| Data shown |

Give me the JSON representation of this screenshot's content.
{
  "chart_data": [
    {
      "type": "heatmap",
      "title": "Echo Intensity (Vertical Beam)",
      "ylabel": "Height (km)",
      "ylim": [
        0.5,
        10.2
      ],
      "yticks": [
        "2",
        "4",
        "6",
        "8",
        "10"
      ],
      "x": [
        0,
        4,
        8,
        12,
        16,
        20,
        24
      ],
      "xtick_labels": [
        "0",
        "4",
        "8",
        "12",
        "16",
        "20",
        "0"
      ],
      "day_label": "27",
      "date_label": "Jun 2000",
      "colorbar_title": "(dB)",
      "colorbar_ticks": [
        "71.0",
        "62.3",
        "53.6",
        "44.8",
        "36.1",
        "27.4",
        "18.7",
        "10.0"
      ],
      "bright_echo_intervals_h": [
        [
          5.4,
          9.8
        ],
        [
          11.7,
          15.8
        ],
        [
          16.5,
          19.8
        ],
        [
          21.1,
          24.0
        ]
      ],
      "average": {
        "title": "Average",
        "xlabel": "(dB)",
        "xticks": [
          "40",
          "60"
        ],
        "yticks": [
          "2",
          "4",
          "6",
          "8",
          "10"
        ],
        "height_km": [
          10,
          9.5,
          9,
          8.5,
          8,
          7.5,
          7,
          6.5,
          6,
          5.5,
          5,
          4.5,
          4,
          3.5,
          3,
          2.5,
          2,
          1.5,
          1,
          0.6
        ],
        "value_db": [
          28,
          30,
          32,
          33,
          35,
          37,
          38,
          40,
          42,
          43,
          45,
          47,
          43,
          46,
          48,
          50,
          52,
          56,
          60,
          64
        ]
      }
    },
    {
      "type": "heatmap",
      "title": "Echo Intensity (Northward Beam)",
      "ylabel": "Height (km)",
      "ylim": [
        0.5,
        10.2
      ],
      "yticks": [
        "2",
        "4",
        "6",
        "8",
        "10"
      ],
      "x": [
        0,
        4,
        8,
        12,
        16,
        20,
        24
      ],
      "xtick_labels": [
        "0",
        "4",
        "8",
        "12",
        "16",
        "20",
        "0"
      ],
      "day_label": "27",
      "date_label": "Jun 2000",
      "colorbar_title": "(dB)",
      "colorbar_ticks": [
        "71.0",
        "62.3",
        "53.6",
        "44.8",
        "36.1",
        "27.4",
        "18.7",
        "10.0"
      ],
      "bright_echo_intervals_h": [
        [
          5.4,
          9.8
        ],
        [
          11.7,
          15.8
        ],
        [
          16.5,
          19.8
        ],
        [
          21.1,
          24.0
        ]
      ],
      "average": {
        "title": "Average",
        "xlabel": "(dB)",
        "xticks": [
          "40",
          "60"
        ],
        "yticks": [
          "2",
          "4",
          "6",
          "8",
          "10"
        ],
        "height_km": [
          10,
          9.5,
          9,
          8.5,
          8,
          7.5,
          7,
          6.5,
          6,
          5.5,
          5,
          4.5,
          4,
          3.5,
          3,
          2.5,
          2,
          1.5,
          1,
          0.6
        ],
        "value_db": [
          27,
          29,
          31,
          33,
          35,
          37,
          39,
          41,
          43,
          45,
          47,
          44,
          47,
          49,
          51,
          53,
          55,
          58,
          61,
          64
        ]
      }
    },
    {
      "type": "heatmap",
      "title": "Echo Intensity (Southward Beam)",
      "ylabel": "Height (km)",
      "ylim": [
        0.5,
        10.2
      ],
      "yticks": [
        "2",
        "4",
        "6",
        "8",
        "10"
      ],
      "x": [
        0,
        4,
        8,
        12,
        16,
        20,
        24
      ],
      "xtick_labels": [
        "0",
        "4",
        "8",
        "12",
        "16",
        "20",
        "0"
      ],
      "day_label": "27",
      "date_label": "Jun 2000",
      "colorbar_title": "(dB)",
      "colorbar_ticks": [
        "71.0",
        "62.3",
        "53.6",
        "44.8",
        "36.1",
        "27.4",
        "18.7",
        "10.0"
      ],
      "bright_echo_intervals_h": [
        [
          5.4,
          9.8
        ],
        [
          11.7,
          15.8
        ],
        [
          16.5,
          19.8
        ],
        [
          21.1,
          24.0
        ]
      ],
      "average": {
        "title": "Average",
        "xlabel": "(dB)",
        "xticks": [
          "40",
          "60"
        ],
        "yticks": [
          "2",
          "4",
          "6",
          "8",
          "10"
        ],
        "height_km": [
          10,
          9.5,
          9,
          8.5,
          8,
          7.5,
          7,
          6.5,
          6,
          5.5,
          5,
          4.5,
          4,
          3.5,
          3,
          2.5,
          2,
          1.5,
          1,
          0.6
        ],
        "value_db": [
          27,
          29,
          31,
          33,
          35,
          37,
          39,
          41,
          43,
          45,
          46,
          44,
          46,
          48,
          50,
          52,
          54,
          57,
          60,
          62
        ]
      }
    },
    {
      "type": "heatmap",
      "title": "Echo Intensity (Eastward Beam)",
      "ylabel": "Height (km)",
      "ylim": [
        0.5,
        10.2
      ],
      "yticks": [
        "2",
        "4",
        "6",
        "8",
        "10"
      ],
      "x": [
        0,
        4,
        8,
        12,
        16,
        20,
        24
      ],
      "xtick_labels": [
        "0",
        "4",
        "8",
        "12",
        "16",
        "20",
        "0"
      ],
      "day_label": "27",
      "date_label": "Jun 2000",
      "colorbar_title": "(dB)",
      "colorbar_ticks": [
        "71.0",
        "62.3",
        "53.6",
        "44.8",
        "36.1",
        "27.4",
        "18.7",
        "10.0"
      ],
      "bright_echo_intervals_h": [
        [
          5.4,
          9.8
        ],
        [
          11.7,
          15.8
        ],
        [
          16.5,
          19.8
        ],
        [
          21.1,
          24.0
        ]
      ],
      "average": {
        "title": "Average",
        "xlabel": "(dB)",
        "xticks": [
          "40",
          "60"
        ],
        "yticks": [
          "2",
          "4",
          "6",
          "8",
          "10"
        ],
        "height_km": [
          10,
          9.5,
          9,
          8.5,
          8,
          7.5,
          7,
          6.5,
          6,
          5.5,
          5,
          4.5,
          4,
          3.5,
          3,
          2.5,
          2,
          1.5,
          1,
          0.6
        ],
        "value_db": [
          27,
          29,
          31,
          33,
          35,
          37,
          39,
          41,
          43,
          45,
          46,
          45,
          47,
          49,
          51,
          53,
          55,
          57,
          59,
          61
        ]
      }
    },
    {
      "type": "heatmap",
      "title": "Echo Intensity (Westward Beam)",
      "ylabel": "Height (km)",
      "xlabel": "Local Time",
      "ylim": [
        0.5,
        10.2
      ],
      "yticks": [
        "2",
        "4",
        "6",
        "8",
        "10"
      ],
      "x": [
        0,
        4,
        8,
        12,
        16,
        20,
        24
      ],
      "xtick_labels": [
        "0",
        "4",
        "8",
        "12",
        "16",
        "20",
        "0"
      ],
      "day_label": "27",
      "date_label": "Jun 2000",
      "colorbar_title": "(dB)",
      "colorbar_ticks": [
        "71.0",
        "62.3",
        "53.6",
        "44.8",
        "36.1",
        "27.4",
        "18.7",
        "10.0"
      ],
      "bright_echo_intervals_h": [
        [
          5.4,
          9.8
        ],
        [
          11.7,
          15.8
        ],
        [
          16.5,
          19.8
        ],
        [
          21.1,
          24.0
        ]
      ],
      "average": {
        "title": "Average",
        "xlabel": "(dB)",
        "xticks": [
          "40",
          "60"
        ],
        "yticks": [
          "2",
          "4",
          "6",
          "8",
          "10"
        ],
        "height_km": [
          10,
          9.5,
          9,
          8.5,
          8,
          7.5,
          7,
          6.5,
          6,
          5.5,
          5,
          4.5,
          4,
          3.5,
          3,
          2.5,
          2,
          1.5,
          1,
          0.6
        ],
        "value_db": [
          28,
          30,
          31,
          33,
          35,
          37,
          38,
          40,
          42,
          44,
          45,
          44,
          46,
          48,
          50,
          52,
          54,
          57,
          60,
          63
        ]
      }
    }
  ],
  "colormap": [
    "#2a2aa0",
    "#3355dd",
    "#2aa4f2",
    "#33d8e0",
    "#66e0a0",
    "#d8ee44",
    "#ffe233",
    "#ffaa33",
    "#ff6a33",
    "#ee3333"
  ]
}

| What you are asked to do |
Pull every line containing the word "Intensity" out of the material and copy it.

| Response to this exercise |
      "title": "Echo Intensity (Vertical Beam)",
      "title": "Echo Intensity (Northward Beam)",
      "title": "Echo Intensity (Southward Beam)",
      "title": "Echo Intensity (Eastward Beam)",
      "title": "Echo Intensity (Westward Beam)",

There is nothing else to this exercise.